- _Work instructions_: Render the lines from the line containing "Patent image size: (1084, 1006)." through the line containing "The angular acceleration" as a two-column CSV with the headers entry and answer. Give one row for each entry and its answer, placing each in a single quoted field with line breaks replaced by spaces.

- _Entries provided_:
________

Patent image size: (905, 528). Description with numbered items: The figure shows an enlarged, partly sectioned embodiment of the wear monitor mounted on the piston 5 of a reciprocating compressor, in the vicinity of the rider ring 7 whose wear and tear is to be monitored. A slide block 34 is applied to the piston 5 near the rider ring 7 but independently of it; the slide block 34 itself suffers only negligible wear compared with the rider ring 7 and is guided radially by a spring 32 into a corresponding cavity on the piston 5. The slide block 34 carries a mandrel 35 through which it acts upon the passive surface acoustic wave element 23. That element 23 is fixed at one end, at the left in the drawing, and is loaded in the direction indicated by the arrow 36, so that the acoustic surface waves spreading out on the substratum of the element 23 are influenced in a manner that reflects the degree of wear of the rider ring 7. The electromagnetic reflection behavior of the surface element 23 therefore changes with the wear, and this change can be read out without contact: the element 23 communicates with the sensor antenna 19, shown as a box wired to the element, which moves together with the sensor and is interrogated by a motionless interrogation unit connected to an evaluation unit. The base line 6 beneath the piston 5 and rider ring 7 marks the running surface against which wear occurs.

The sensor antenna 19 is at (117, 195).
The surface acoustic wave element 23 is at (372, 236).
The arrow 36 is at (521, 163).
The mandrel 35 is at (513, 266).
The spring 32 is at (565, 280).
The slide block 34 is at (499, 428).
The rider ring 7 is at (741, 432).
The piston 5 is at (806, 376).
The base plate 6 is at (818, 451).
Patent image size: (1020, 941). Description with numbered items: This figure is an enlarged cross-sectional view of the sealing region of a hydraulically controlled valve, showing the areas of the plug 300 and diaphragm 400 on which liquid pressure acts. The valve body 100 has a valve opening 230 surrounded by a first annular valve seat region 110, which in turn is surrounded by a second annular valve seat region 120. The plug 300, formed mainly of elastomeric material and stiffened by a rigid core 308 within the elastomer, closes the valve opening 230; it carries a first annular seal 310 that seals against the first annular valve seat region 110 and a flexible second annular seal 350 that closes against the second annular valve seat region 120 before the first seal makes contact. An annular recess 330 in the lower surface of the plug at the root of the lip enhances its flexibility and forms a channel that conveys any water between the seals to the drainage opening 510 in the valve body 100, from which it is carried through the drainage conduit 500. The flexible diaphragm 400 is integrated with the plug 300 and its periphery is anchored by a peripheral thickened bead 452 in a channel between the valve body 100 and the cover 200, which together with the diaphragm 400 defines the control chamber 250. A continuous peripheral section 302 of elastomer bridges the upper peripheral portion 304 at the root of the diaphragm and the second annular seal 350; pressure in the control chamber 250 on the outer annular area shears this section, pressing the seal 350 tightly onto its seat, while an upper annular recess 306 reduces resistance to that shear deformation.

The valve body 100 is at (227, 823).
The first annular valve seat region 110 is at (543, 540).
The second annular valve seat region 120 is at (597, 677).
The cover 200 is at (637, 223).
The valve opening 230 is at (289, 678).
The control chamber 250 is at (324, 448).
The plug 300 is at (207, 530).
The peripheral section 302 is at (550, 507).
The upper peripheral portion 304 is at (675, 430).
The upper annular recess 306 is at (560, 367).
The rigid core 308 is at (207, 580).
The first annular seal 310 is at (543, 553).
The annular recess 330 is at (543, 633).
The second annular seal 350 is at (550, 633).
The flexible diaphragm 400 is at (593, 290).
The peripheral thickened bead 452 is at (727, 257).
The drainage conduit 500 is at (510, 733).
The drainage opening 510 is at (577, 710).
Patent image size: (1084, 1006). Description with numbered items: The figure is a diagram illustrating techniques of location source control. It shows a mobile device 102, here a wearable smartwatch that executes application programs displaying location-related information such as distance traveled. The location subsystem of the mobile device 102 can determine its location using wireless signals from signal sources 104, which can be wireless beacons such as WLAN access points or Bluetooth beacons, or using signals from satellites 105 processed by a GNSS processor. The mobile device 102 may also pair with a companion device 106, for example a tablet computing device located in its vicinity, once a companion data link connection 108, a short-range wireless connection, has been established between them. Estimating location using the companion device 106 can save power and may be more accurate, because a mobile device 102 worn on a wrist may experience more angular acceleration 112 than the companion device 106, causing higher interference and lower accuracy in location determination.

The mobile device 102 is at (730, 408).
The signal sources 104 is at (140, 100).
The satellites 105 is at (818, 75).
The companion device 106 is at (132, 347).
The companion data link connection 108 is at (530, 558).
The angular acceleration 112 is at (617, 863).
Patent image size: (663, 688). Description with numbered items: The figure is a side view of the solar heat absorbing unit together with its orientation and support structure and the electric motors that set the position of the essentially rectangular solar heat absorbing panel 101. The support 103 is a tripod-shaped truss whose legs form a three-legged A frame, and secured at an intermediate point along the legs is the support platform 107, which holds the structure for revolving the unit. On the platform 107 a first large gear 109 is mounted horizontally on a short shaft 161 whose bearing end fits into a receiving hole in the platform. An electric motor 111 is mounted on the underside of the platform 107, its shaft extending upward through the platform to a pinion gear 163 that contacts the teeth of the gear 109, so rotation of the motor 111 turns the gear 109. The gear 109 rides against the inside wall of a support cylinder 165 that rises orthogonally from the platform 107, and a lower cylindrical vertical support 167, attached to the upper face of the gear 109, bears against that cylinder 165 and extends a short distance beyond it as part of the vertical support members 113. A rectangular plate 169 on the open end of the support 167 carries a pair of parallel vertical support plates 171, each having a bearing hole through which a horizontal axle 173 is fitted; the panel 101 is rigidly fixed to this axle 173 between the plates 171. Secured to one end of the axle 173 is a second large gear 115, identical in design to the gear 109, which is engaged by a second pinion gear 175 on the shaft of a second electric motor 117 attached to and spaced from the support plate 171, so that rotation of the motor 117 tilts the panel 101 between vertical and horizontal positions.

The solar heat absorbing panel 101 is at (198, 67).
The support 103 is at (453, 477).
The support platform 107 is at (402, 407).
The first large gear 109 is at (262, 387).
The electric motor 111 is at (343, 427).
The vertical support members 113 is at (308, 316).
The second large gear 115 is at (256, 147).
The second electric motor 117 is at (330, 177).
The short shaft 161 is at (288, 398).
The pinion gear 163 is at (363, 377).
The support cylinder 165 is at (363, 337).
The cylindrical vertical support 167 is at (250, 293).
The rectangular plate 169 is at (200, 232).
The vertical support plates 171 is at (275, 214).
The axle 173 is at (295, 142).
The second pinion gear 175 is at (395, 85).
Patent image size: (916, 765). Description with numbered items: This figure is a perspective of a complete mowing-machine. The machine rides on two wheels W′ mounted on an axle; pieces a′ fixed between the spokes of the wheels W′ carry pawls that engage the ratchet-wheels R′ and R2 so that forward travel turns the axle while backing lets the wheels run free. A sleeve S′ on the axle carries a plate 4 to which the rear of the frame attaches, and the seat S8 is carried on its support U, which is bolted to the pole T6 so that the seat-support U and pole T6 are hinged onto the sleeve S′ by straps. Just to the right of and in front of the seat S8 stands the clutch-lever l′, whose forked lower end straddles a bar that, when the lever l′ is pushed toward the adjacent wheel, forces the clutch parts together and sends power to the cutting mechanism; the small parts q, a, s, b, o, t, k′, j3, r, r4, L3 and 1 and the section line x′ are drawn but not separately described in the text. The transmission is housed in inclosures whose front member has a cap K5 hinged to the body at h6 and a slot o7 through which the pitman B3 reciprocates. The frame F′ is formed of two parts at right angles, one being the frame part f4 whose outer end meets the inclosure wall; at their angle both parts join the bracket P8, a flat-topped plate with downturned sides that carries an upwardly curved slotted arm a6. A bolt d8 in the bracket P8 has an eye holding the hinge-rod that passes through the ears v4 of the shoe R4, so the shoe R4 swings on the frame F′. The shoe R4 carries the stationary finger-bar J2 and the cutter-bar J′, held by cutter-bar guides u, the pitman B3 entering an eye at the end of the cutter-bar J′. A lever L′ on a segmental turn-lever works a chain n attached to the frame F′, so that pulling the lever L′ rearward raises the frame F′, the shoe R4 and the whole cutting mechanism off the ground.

________

- _Solution to this problem_:
entry,answer
"Patent image size: (1084, 1006). Description with numbered items: The figure is a diagram illustrating techniques of location source control. It shows a mobile device 102, here a wearable smartwatch that executes application programs displaying location-related information such as distance traveled. The location subsystem of the mobile device 102 can determine its location using wireless signals from signal sources 104, which can be wireless beacons such as WLAN access points or Bluetooth beacons, or using signals from satellites 105 processed by a GNSS processor. The mobile device 102 may also pair with a companion device 106, for example a tablet computing device located in its vicinity, once a companion data link connection 108, a short-range wireless connection, has been established between them. Estimating location using the companion device 106 can save power and may be more accurate, because a mobile device 102 worn on a wrist may experience more angular acceleration 112 than the companion device 106, causing higher interference and lower accuracy in location determination.","The mobile device 102 is at (730, 408). The signal sources 104 is at (140, 100). The satellites 105 is at (818, 75). The companion device 106 is at (132, 347). The companion data link connection 108 is at (530, 558). The angular acceleration 112 is at (617, 863)."